- _Goal_:
Every line that contains the word "JSON" should be copied.

****************

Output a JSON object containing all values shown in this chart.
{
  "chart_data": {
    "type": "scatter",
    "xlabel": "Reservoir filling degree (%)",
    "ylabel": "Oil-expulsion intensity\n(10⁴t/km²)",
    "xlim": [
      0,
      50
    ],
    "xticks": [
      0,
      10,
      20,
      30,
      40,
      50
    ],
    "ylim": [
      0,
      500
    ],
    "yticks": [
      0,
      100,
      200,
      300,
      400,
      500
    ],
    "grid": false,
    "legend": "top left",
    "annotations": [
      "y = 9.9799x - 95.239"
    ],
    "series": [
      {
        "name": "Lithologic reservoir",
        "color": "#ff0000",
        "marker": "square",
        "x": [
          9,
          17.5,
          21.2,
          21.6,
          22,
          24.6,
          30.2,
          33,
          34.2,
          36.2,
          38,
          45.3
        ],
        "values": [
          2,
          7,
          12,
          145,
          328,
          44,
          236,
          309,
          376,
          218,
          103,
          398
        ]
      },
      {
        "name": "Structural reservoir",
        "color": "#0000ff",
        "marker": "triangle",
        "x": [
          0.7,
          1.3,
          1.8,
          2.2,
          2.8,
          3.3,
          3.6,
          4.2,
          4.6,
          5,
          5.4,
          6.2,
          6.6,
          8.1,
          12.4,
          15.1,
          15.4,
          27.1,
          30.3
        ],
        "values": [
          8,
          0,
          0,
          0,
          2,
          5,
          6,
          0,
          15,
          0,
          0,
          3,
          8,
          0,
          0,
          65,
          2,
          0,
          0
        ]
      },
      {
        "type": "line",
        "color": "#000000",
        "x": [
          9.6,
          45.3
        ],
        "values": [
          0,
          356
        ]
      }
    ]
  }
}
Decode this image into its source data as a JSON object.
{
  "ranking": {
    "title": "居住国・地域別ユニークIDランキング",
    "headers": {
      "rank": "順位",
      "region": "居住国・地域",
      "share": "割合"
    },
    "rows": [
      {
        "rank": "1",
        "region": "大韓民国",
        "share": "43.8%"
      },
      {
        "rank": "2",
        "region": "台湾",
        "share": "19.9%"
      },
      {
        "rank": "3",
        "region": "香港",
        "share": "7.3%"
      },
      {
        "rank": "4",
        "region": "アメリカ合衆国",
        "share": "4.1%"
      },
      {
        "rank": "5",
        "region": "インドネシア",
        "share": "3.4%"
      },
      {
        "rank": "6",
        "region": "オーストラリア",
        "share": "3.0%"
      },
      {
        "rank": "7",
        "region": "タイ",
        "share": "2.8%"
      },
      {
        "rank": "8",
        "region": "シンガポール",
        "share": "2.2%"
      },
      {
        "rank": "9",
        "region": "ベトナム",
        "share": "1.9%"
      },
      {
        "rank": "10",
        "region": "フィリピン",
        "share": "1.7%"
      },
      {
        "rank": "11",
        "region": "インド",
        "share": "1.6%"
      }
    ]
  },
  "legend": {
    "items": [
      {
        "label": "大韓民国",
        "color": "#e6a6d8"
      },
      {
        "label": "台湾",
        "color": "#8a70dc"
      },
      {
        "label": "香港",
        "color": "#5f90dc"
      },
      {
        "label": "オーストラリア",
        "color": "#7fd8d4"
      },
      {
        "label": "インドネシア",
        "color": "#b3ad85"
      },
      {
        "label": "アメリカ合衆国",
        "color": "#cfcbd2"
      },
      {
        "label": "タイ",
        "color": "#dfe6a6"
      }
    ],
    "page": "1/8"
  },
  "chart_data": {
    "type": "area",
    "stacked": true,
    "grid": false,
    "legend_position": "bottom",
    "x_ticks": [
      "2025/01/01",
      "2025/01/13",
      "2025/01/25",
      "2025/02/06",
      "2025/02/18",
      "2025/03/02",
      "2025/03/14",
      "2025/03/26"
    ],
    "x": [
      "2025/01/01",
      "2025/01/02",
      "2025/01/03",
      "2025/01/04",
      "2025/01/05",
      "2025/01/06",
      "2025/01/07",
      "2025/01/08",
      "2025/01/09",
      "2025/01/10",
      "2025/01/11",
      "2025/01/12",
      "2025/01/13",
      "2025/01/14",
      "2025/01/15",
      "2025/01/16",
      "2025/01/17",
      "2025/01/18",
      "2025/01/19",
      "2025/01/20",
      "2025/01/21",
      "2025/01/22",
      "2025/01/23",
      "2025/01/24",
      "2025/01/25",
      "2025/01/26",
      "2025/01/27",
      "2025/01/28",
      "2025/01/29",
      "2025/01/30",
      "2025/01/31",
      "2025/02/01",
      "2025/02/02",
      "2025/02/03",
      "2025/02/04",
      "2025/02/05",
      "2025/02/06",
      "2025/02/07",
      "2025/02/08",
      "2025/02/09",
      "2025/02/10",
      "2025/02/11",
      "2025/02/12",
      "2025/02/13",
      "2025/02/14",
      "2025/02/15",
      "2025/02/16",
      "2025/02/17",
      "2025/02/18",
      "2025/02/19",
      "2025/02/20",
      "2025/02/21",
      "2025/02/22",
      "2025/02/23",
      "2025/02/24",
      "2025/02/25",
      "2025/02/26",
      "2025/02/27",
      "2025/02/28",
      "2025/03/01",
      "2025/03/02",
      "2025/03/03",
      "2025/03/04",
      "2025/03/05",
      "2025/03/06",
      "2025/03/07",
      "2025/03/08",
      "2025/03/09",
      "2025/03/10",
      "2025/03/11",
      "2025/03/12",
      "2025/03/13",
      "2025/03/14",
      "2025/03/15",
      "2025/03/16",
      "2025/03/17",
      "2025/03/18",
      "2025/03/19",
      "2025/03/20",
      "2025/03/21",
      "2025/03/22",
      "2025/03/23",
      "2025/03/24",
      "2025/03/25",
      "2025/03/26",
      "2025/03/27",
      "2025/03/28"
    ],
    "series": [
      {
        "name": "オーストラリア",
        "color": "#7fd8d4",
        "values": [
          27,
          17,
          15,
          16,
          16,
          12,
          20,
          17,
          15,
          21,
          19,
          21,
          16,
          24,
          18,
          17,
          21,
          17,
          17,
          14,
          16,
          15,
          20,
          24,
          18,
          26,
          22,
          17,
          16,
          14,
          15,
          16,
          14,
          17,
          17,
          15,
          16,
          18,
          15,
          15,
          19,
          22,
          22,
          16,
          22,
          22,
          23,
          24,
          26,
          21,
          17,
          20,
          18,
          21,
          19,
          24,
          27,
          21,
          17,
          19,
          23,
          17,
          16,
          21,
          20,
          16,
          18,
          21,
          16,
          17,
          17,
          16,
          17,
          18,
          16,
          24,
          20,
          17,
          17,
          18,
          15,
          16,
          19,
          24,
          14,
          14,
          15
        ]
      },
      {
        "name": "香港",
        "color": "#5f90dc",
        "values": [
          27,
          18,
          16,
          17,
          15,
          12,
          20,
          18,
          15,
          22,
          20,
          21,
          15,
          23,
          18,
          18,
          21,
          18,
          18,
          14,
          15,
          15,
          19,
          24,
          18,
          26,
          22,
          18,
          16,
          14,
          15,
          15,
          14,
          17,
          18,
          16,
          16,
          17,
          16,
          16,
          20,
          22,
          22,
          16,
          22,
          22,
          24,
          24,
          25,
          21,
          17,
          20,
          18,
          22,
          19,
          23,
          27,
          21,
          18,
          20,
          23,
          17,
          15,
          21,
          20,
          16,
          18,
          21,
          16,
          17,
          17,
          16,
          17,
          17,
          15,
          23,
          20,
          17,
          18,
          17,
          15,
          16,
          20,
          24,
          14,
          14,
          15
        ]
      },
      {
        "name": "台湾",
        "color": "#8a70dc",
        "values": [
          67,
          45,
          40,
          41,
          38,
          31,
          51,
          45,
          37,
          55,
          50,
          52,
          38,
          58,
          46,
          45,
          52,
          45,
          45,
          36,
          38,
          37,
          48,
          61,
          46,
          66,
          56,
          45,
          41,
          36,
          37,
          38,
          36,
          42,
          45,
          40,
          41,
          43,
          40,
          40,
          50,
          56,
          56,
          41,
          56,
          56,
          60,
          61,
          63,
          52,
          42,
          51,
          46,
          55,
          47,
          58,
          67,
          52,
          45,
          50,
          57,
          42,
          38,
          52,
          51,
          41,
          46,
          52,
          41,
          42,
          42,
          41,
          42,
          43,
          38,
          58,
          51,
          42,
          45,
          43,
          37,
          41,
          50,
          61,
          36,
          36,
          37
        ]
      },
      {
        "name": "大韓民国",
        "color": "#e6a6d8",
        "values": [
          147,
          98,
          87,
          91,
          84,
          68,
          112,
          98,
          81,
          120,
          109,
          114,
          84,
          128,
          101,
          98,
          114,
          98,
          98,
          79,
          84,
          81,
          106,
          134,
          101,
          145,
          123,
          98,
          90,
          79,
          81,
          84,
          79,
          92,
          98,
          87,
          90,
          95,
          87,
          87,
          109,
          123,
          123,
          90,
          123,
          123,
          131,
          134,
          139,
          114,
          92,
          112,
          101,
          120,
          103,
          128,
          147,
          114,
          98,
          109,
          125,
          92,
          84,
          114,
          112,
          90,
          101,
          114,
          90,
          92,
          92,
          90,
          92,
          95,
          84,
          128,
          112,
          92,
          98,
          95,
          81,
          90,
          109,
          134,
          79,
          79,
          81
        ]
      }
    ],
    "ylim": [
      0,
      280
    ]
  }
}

****************

- _Exercise response_:
Output a JSON object containing all values shown in this chart.
Decode this image into its source data as a JSON object.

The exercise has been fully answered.